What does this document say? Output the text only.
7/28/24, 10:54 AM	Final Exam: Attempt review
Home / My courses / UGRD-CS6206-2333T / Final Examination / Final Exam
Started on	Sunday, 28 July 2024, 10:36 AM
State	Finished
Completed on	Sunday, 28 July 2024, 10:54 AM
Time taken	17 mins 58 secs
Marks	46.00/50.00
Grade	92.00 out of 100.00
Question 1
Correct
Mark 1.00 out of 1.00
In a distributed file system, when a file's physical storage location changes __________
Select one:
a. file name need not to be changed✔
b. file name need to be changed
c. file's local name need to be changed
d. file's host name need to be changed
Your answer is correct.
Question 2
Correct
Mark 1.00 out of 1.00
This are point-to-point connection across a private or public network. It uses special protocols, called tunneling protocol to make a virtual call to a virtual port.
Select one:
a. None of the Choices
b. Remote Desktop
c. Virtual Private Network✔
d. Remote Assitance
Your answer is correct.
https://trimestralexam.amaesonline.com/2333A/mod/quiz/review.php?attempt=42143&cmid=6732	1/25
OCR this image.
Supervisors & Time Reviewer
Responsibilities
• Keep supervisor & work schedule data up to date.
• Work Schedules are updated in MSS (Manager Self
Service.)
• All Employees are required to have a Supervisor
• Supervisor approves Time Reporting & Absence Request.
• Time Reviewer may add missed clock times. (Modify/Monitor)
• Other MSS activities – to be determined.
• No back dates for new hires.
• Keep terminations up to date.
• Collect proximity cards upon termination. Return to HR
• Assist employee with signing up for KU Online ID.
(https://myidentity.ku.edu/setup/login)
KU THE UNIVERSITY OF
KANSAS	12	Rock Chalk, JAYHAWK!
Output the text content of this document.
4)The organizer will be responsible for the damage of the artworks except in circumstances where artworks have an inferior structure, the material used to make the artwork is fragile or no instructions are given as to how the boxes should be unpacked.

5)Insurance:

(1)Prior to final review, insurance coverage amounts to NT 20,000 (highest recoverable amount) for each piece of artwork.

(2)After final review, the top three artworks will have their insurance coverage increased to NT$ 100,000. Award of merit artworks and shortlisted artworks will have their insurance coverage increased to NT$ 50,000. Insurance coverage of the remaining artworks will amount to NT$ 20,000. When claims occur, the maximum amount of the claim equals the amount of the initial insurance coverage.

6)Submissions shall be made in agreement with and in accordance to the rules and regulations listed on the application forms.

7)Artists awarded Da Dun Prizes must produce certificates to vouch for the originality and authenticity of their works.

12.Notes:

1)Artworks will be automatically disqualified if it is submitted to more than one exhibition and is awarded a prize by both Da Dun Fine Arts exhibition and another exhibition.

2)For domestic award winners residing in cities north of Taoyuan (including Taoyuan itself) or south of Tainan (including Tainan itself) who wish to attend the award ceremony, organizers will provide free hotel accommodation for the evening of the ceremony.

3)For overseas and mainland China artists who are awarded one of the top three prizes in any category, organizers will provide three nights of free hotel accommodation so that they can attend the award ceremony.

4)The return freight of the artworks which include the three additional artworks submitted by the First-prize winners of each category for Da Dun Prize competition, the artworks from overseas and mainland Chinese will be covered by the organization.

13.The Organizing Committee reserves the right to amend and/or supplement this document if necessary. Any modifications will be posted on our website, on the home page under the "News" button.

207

==================================================

_TASK DESCRIPTION_.
Extract every line above containing the word "category".

_COMPLETE OUTPUT_.
3)For overseas and mainland China artists who are awarded one of the top three prizes in any category, organizers will provide three nights of free hotel accommodation so that they can attend the award ceremony.
4)The return freight of the artworks which include the three additional artworks submitted by the First-prize winners of each category for Da Dun Prize competition, the artworks from overseas and mainland Chinese will be covered by the organization.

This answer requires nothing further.